● REQUIREMENT:
Quote the entries in full, character for character, without their images.

"""

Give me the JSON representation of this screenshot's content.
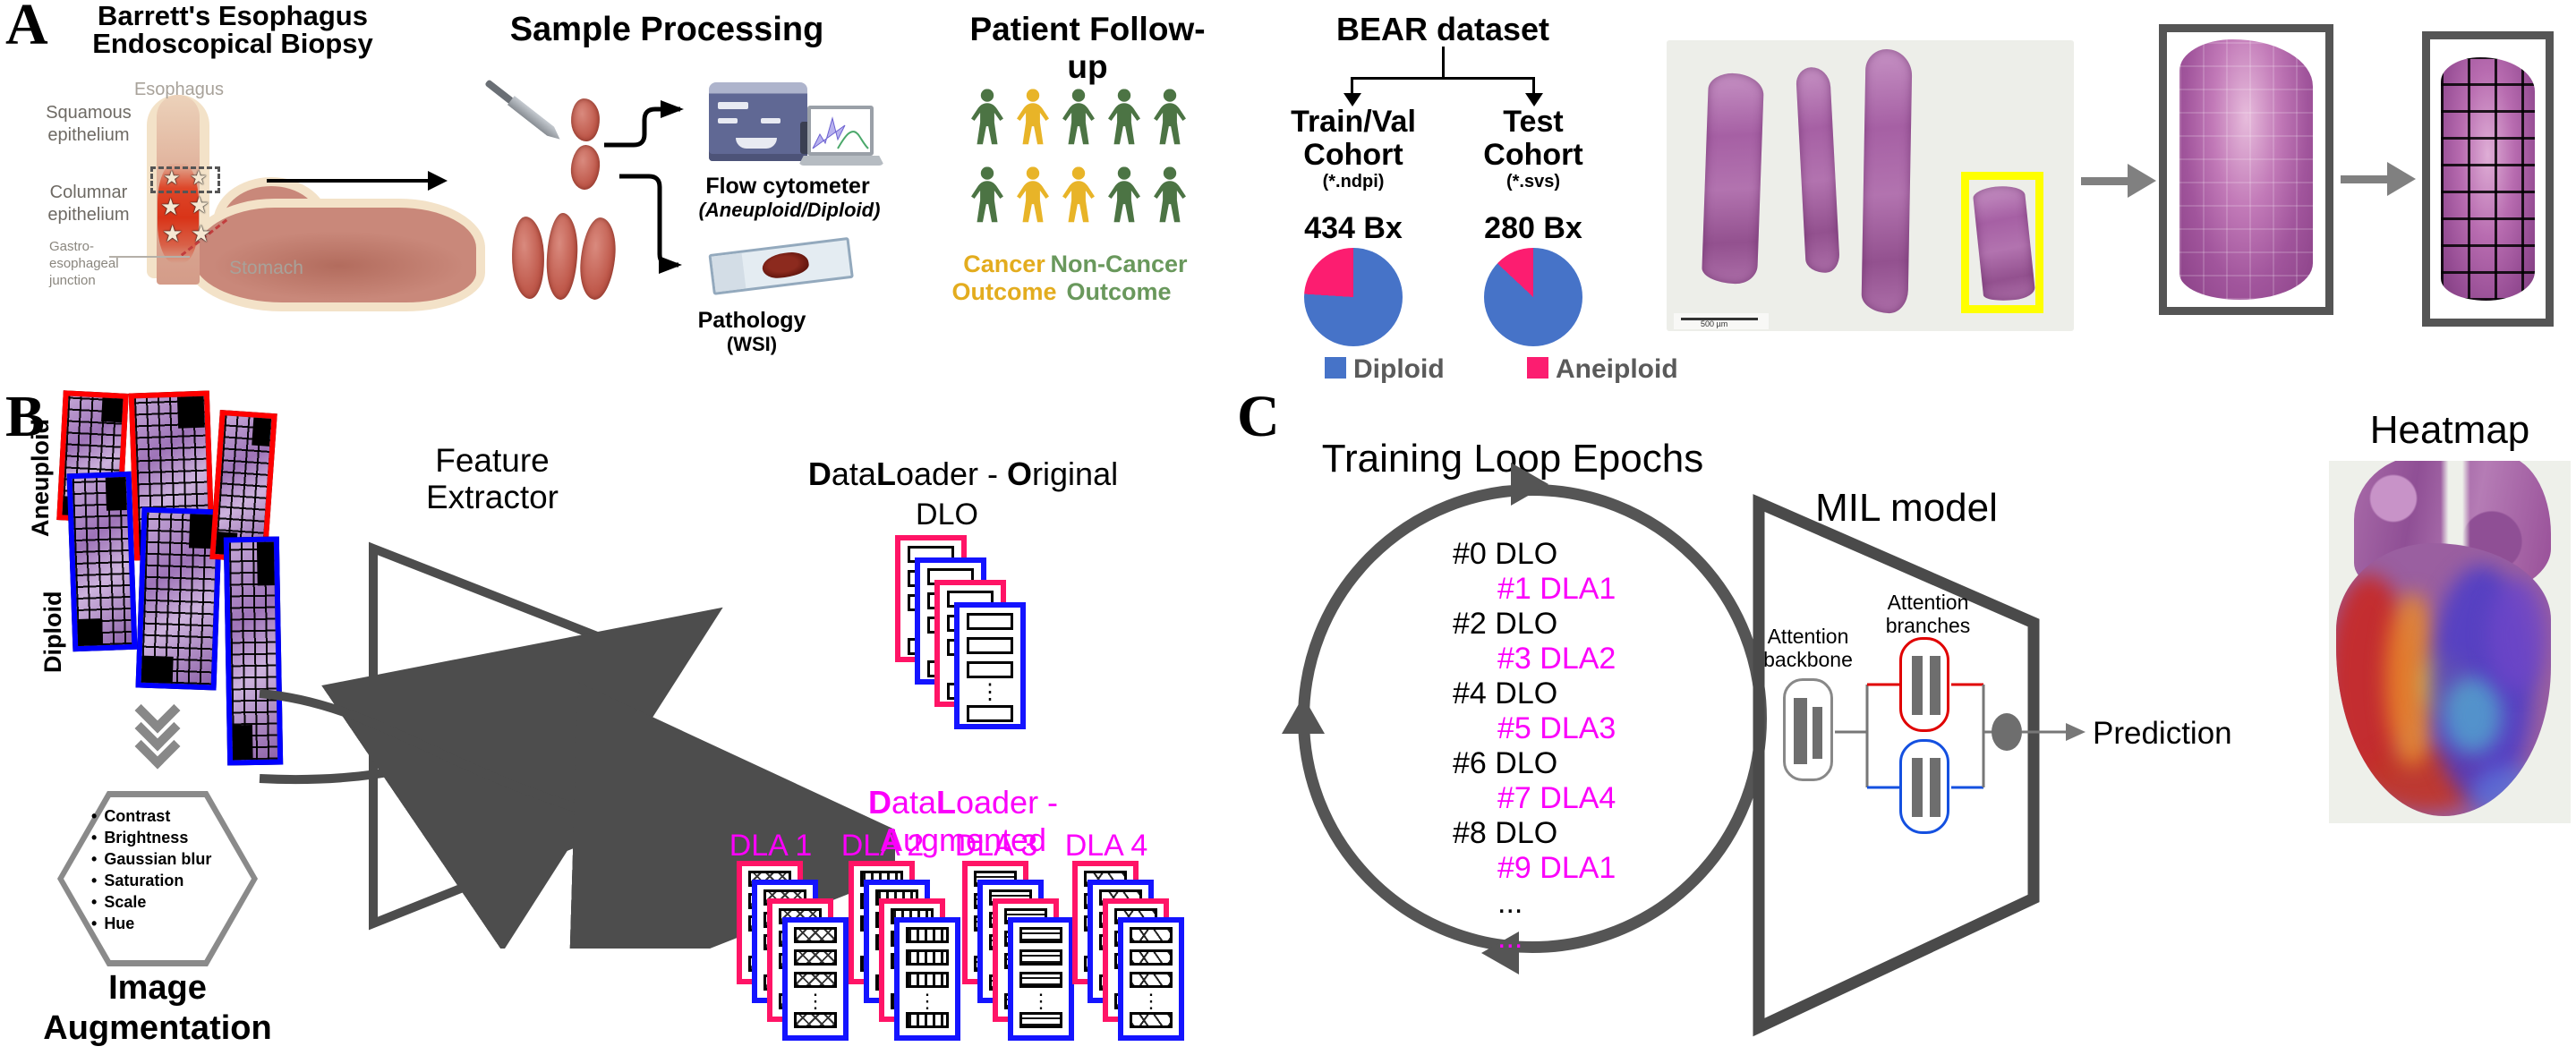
{
  "colors": {
    "pie_blue": "#4673C8",
    "pie_pink": "#FC1D70",
    "magenta": "#FB00FB",
    "person_green": "#4C7444",
    "person_yellow": "#E8B428",
    "cancer_label": "#E3AC1E",
    "noncancer_label": "#69985C",
    "arrow_gray": "#4D4D4D",
    "card_pink": "#FF1466",
    "card_blue": "#1414FF",
    "tile_red": "#FF0000",
    "tile_blue": "#0000FF"
  },
  "panel_a": {
    "label": "A",
    "title_line1": "Barrett's Esophagus",
    "title_line2": "Endoscopical Biopsy",
    "anatomy": {
      "esophagus": "Esophagus",
      "squamous_1": "Squamous",
      "squamous_2": "epithelium",
      "columnar_1": "Columnar",
      "columnar_2": "epithelium",
      "gej_1": "Gastro-",
      "gej_2": "esophageal",
      "gej_3": "junction",
      "stomach": "Stomach"
    },
    "sample_processing": {
      "title": "Sample Processing",
      "flow_label": "Flow cytometer",
      "flow_sub": "(Aneuploid/Diploid)",
      "path_label": "Pathology",
      "path_sub": "(WSI)"
    },
    "patient_followup": {
      "title": "Patient Follow-up",
      "rows": [
        [
          "green",
          "yellow",
          "green",
          "green",
          "green"
        ],
        [
          "green",
          "yellow",
          "yellow",
          "green",
          "green"
        ]
      ],
      "cancer_1": "Cancer",
      "cancer_2": "Outcome",
      "noncancer_1": "Non-Cancer",
      "noncancer_2": "Outcome"
    },
    "bear": {
      "title": "BEAR dataset",
      "train_1": "Train/Val",
      "train_2": "Cohort",
      "train_fmt": "(*.ndpi)",
      "train_count": "434 Bx",
      "train_aneuploid_pct": 24,
      "test_1": "Test",
      "test_2": "Cohort",
      "test_fmt": "(*.svs)",
      "test_count": "280 Bx",
      "test_aneuploid_pct": 13,
      "legend_diploid": "Diploid",
      "legend_aneuploid": "Aneiploid"
    },
    "wsi": {
      "scale_text": "500 µm"
    }
  },
  "panel_b": {
    "label": "B",
    "aneuploid": "Aneuploid",
    "diploid": "Diploid",
    "feature_1": "Feature",
    "feature_2": "Extractor",
    "augmentation_items": [
      "Contrast",
      "Brightness",
      "Gaussian blur",
      "Saturation",
      "Scale",
      "Hue"
    ],
    "augmentation_1": "Image",
    "augmentation_2": "Augmentation",
    "dlo": {
      "t1": "D",
      "t2": "ata",
      "t3": "L",
      "t4": "oader - ",
      "t5": "O",
      "t6": "riginal",
      "stack": "DLO",
      "cards": [
        "pink",
        "blue",
        "pink",
        "blue"
      ]
    },
    "dla": {
      "t1": "D",
      "t2": "ata",
      "t3": "L",
      "t4": "oader - ",
      "t5": "A",
      "t6": "ugmented",
      "cards": [
        "pink",
        "blue",
        "pink",
        "blue"
      ],
      "stacks": [
        {
          "label": "DLA 1",
          "pattern": "diamond"
        },
        {
          "label": "DLA 2",
          "pattern": "vlines"
        },
        {
          "label": "DLA 3",
          "pattern": "waves"
        },
        {
          "label": "DLA 4",
          "pattern": "diag"
        }
      ]
    }
  },
  "panel_c": {
    "label": "C",
    "title": "Training Loop Epochs",
    "epochs": [
      {
        "text": "#0 DLO",
        "magenta": false,
        "indent": false
      },
      {
        "text": "#1 DLA1",
        "magenta": true,
        "indent": true
      },
      {
        "text": "#2 DLO",
        "magenta": false,
        "indent": false
      },
      {
        "text": "#3 DLA2",
        "magenta": true,
        "indent": true
      },
      {
        "text": "#4 DLO",
        "magenta": false,
        "indent": false
      },
      {
        "text": "#5 DLA3",
        "magenta": true,
        "indent": true
      },
      {
        "text": "#6 DLO",
        "magenta": false,
        "indent": false
      },
      {
        "text": "#7 DLA4",
        "magenta": true,
        "indent": true
      },
      {
        "text": "#8 DLO",
        "magenta": false,
        "indent": false
      },
      {
        "text": "#9 DLA1",
        "magenta": true,
        "indent": true
      },
      {
        "text": "...",
        "magenta": false,
        "indent": true
      },
      {
        "text": "...",
        "magenta": true,
        "indent": true
      }
    ],
    "mil": {
      "title": "MIL model",
      "backbone_1": "Attention",
      "backbone_2": "backbone",
      "branches_1": "Attention",
      "branches_2": "branches",
      "prediction": "Prediction"
    },
    "heatmap_title": "Heatmap"
  }
}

"""

● ANSWER TO THE EXERCISE:
Give me the JSON representation of this screenshot's content.
{
  "colors": {
    "pie_blue": "#4673C8",
    "pie_pink": "#FC1D70",
    "magenta": "#FB00FB",
    "person_green": "#4C7444",
    "person_yellow": "#E8B428",
    "cancer_label": "#E3AC1E",
    "noncancer_label": "#69985C",
    "arrow_gray": "#4D4D4D",
    "card_pink": "#FF1466",
    "card_blue": "#1414FF",
    "tile_red": "#FF0000",
    "tile_blue": "#0000FF"
  },
  "panel_a": {
    "label": "A",
    "title_line1": "Barrett's Esophagus",
    "title_line2": "Endoscopical Biopsy",
    "anatomy": {
      "esophagus": "Esophagus",
      "squamous_1": "Squamous",
      "squamous_2": "epithelium",
      "columnar_1": "Columnar",
      "columnar_2": "epithelium",
      "gej_1": "Gastro-",
      "gej_2": "esophageal",
      "gej_3": "junction",
      "stomach": "Stomach"
    },
    "sample_processing": {
      "title": "Sample Processing",
      "flow_label": "Flow cytometer",
      "flow_sub": "(Aneuploid/Diploid)",
      "path_label": "Pathology",
      "path_sub": "(WSI)"
    },
    "patient_followup": {
      "title": "Patient Follow-up",
      "rows": [
        [
          "green",
          "yellow",
          "green",
          "green",
          "green"
        ],
        [
          "green",
          "yellow",
          "yellow",
          "green",
          "green"
        ]
      ],
      "cancer_1": "Cancer",
      "cancer_2": "Outcome",
      "noncancer_1": "Non-Cancer",
      "noncancer_2": "Outcome"
    },
    "bear": {
      "title": "BEAR dataset",
      "train_1": "Train/Val",
      "train_2": "Cohort",
      "train_fmt": "(*.ndpi)",
      "train_count": "434 Bx",
      "train_aneuploid_pct": 24,
      "test_1": "Test",
      "test_2": "Cohort",
      "test_fmt": "(*.svs)",
      "test_count": "280 Bx",
      "test_aneuploid_pct": 13,
      "legend_diploid": "Diploid",
      "legend_aneuploid": "Aneiploid"
    },
    "wsi": {
      "scale_text": "500 µm"
    }
  },
  "panel_b": {
    "label": "B",
    "aneuploid": "Aneuploid",
    "diploid": "Diploid",
    "feature_1": "Feature",
    "feature_2": "Extractor",
    "augmentation_items": [
      "Contrast",
      "Brightness",
      "Gaussian blur",
      "Saturation",
      "Scale",
      "Hue"
    ],
    "augmentation_1": "Image",
    "augmentation_2": "Augmentation",
    "dlo": {
      "t1": "D",
      "t2": "ata",
      "t3": "L",
      "t4": "oader - ",
      "t5": "O",
      "t6": "riginal",
      "stack": "DLO",
      "cards": [
        "pink",
        "blue",
        "pink",
        "blue"
      ]
    },
    "dla": {
      "t1": "D",
      "t2": "ata",
      "t3": "L",
      "t4": "oader - ",
      "t5": "A",
      "t6": "ugmented",
      "cards": [
        "pink",
        "blue",
        "pink",
        "blue"
      ],
      "stacks": [
        {
          "label": "DLA 1",
          "pattern": "diamond"
        },
        {
          "label": "DLA 2",
          "pattern": "vlines"
        },
        {
          "label": "DLA 3",
          "pattern": "waves"
        },
        {
          "label": "DLA 4",
          "pattern": "diag"
        }
      ]
    }
  },
  "panel_c": {
    "label": "C",
    "title": "Training Loop Epochs",
    "epochs": [
      {
        "text": "#0 DLO",
        "magenta": false,
        "indent": false
      },
      {
        "text": "#1 DLA1",
        "magenta": true,
        "indent": true
      },
      {
        "text": "#2 DLO",
        "magenta": false,
        "indent": false
      },
      {
        "text": "#3 DLA2",
        "magenta": true,
        "indent": true
      },
      {
        "text": "#4 DLO",
        "magenta": false,
        "indent": false
      },
      {
        "text": "#5 DLA3",
        "magenta": true,
        "indent": true
      },
      {
        "text": "#6 DLO",
        "magenta": false,
        "indent": false
      },
      {
        "text": "#7 DLA4",
        "magenta": true,
        "indent": true
      },
      {
        "text": "#8 DLO",
        "magenta": false,
        "indent": false
      },
      {
        "text": "#9 DLA1",
        "magenta": true,
        "indent": true
      },
      {
        "text": "...",
        "magenta": false,
        "indent": true
      },
      {
        "text": "...",
        "magenta": true,
        "indent": true
      }
    ],
    "mil": {
      "title": "MIL model",
      "backbone_1": "Attention",
      "backbone_2": "backbone",
      "branches_1": "Attention",
      "branches_2": "branches",
      "prediction": "Prediction"
    },
    "heatmap_title": "Heatmap"
  }
}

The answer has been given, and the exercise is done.